▶ [WHAT YOU HAVE TO DO] Wherever the word "this" appears in a line, extract that line.

▶ [STORED RECORDS]
-- begin --
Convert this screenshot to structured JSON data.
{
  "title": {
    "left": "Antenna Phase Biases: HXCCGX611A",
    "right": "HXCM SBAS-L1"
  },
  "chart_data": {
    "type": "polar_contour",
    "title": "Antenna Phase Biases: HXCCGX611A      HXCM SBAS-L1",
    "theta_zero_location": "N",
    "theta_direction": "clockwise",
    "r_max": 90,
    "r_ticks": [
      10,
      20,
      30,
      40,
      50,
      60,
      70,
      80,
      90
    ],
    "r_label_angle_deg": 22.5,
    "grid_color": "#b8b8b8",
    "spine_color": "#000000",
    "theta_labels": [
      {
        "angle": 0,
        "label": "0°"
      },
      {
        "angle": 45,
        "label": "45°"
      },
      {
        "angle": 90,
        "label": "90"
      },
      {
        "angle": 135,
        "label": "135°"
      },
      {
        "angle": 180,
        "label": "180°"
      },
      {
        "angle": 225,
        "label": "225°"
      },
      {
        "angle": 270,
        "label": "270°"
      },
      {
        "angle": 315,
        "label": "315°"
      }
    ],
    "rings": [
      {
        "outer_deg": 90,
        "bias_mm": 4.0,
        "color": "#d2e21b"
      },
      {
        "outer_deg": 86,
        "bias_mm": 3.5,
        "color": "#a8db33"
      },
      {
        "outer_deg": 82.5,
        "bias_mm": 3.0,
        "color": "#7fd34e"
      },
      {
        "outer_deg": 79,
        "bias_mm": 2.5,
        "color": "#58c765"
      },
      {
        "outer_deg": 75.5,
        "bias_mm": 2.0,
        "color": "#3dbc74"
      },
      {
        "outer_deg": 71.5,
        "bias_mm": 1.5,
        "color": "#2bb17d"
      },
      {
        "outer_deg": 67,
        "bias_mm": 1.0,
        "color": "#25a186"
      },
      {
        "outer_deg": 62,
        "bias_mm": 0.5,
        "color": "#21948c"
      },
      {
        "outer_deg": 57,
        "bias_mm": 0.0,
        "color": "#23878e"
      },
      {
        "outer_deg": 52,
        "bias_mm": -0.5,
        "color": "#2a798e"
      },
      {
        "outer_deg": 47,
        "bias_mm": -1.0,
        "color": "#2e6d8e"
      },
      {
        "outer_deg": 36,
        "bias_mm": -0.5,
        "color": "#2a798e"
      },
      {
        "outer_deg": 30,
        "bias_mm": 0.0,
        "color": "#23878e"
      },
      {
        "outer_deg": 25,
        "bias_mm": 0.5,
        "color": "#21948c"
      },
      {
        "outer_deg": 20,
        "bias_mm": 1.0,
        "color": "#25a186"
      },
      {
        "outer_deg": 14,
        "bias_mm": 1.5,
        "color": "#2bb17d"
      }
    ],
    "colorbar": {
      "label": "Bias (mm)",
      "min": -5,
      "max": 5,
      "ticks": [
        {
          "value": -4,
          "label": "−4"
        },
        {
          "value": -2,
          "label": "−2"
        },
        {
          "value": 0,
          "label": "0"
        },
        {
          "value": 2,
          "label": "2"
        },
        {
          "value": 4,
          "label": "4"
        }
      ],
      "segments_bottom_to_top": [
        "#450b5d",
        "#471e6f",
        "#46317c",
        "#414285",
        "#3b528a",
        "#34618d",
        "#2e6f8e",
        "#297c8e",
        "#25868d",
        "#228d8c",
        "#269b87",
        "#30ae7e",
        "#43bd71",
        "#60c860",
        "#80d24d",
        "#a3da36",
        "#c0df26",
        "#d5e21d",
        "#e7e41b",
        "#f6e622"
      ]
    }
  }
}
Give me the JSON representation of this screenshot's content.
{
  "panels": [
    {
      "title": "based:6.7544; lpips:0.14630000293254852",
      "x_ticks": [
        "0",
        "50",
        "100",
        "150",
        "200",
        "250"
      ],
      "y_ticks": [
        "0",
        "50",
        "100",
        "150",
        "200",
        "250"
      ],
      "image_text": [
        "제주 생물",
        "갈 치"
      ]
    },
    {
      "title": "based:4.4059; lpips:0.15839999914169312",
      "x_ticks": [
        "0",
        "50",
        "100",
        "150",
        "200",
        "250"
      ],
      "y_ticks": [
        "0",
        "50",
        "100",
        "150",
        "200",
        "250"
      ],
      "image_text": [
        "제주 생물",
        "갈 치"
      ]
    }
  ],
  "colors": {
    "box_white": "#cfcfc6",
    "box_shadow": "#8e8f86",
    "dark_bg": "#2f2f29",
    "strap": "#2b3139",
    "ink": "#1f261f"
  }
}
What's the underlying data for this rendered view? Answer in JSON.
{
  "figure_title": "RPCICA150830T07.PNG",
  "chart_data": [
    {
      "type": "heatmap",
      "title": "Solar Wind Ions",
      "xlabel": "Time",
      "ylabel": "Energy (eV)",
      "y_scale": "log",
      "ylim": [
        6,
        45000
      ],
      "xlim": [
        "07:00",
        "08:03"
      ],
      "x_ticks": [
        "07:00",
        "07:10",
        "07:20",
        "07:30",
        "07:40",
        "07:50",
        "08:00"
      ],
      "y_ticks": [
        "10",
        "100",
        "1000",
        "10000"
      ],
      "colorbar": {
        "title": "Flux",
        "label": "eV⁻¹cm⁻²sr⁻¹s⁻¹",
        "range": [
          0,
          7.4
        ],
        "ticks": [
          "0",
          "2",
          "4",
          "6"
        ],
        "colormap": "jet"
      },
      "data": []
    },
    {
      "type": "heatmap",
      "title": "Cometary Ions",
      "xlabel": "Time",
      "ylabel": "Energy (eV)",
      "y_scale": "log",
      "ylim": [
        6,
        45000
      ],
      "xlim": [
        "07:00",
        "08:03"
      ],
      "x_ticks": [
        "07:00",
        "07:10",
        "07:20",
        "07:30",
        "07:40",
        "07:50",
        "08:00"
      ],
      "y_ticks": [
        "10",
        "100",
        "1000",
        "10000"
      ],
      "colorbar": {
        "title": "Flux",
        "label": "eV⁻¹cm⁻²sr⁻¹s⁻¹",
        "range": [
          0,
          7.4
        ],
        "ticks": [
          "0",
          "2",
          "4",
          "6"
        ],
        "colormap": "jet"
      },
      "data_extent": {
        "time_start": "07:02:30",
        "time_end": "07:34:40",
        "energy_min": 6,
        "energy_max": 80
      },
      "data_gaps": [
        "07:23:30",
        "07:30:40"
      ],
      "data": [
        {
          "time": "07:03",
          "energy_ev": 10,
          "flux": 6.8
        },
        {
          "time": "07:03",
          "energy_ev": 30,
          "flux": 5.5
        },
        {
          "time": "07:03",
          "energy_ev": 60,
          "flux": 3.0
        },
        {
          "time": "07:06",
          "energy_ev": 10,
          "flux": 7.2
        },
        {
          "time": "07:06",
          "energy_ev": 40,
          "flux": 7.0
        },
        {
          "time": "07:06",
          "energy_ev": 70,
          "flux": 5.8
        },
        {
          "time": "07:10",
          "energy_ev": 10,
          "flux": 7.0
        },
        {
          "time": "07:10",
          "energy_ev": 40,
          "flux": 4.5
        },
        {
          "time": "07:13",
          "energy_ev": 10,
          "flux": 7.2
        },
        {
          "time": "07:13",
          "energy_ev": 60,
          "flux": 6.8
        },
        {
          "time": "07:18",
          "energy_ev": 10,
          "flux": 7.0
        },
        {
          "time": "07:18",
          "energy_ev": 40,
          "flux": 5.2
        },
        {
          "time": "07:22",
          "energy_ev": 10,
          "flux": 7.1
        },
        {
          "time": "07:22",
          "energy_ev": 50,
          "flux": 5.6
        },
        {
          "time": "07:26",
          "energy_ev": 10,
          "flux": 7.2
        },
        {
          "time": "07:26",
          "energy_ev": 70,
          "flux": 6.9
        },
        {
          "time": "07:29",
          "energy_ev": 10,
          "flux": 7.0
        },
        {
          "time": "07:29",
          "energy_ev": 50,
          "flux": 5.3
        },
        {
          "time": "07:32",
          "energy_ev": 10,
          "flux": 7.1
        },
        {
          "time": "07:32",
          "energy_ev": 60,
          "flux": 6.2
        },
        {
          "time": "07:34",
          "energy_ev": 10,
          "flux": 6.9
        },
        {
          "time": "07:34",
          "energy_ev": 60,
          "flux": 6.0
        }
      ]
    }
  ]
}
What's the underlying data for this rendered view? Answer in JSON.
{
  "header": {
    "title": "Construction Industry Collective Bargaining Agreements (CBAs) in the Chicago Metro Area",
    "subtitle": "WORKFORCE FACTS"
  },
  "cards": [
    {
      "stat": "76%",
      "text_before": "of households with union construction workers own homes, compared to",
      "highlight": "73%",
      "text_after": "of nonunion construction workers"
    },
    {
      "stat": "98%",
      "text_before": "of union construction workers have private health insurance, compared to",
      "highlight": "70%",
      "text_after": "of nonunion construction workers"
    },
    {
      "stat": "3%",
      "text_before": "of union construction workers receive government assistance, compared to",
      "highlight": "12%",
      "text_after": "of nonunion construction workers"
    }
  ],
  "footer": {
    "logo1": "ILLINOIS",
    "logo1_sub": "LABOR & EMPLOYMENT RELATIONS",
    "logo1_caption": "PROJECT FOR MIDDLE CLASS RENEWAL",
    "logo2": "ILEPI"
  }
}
-- end --
▶ [FINISHED TASK]
Convert this screenshot to structured JSON data.
Give me the JSON representation of this screenshot's content.
What's the underlying data for this rendered view? Answer in JSON.
What's the underlying data for this rendered view? Answer in JSON.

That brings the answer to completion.